Exercise data –
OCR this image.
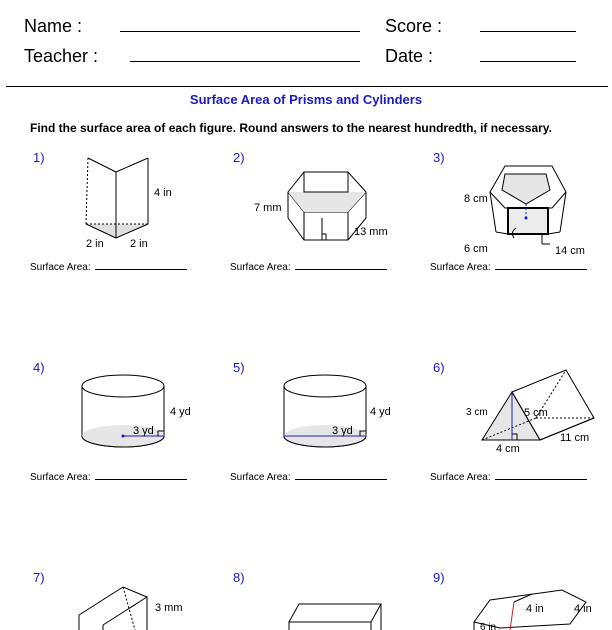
Name :	Score :
Teacher :	Date :
Surface Area of Prisms and Cylinders
Find the surface area of each figure. Round answers to the nearest hundredth, if necessary.
1)	2)	3)
4)	5)	6)
7)	8)	9)
Surface Area:	Surface Area:	Surface Area:
Surface Area:	Surface Area:	Surface Area:
4 in
2 in 2 in
7 mm
13 mm
8 cm
6 cm	14 cm
4 yd
3 yd
4 yd
3 yd
3 cm	5 cm
4 cm
11 cm
3 mm	4 in	4 in
6 in
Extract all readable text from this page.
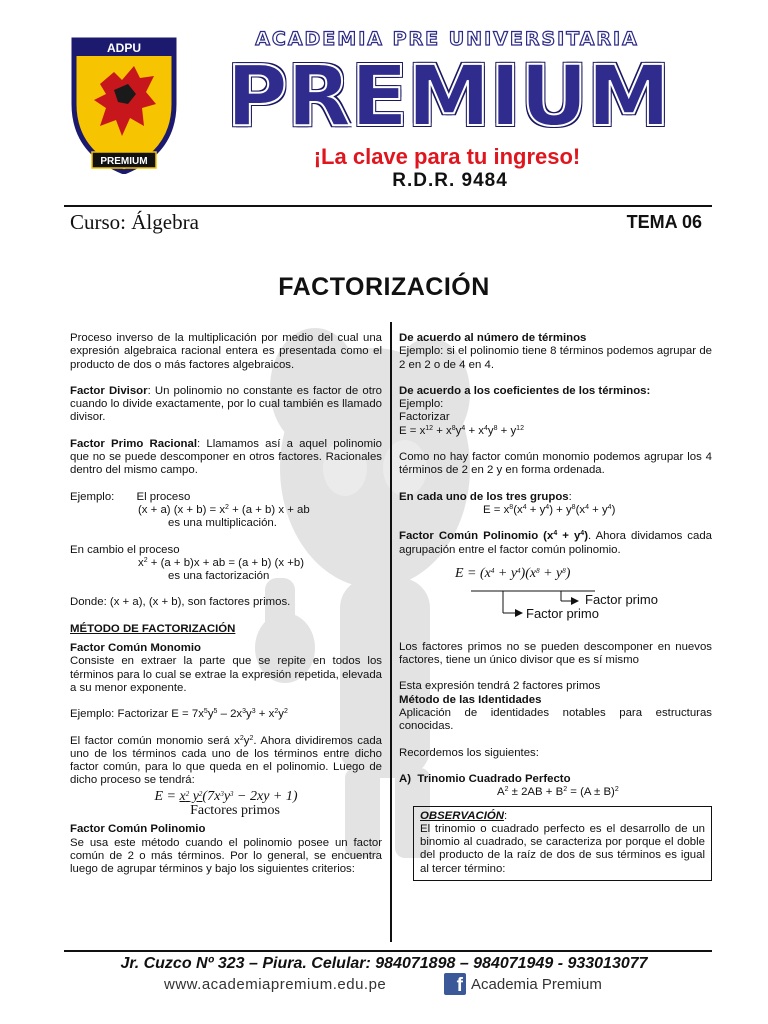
ADPU
PREMIUM
ACADEMIA PRE UNIVERSITARIA
PREMIUM
¡La clave para tu ingreso!
R.D.R. 9484
Curso: Álgebra	TEMA 06
FACTORIZACIÓN
Proceso inverso de la multiplicación por medio del cual una expresión algebraica racional entera es presentada como el producto de dos o más factores algebraicos.
Factor Divisor: Un polinomio no constante es factor de otro cuando lo divide exactamente, por lo cual también es llamado divisor.
Factor Primo Racional: Llamamos así a aquel polinomio que no se puede descomponer en otros factores. Racionales dentro del mismo campo.
Ejemplo: El proceso
(x + a) $(x + b) = x^2 + (a + b) x$ + ab
es una multiplicación.
En cambio el proceso
$x^2 + (a + b)x$ + ab = (a + b) (x +b)
es una factorización
Donde: (x + a), (x + b), son factores primos.
MÉTODO DE FACTORIZACIÓN
Factor Común Monomio
Consiste en extraer la parte que se repite en todos los términos para lo cual se extrae la expresión repetida, elevada a su menor exponente.
Ejemplo: Factorizar $E = 7x^5y^5 - 2x^3y^3 + x^2y^2$
El factor común monomio será $x^2y^2$. Ahora dividiremos cada uno de los términos cada uno de los términos entre dicho factor común, para lo que queda en el polinomio. Luego de dicho proceso se tendrá:
$E = x^2$ $y^2(7x^3y^3 - 2xy + 1)$
Factores primos
Factor Común Polinomio
Se usa este método cuando el polinomio posee un factor común de 2 o más términos. Por lo general, se encuentra luego de agrupar términos y bajo los siguientes criterios:
De acuerdo al número de términos
Ejemplo: si el polinomio tiene 8 términos podemos agrupar de 2 en 2 o de 4 en 4.
De acuerdo a los coeficientes de los términos:
Ejemplo:
Factorizar
$E = x^{12} + x^8y^4 + x^4y^8 + y^{12}$
Como no hay factor común monomio podemos agrupar los 4 términos de 2 en 2 y en forma ordenada.
En cada uno de los tres grupos:
$E = x^8(x^4 + y^4) + y^8(x^4 + y^4)$
Factor Común Polinomio $(x^4 + y^4)$. Ahora dividamos cada agrupación entre el factor común polinomio.
$E = (x^4 + y^4)(x^8 + y^8)$
Factor primo
Factor primo
Los factores primos no se pueden descomponer en nuevos factores, tiene un único divisor que es sí mismo
Esta expresión tendrá 2 factores primos
Método de las Identidades
Aplicación de identidades notables para estructuras conocidas.
Recordemos los siguientes:
A) Trinomio Cuadrado Perfecto
$A^2 \pm 2AB + B^2 = (A \pm B)^2$
OBSERVACIÓN:
El trinomio o cuadrado perfecto es el desarrollo de un binomio al cuadrado, se caracteriza por porque el doble del producto de la raíz de dos de sus términos es igual al tercer término:
Jr. Cuzco Nº 323 – Piura. Celular: 984071898 – 984071949 - 933013077
www.academiapremium.edu.pe	f Academia Premium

Task to carry out –
Each line above that includes "cual" should be shown.

Answer for this exercise –
Proceso inverso de la multiplicación por medio del cual una expresión algebraica racional entera es presentada como el producto de dos o más factores algebraicos.
Factor Divisor: Un polinomio no constante es factor de otro cuando lo divide exactamente, por lo cual también es llamado divisor.
Consiste en extraer la parte que se repite en todos los términos para lo cual se extrae la expresión repetida, elevada a su menor exponente.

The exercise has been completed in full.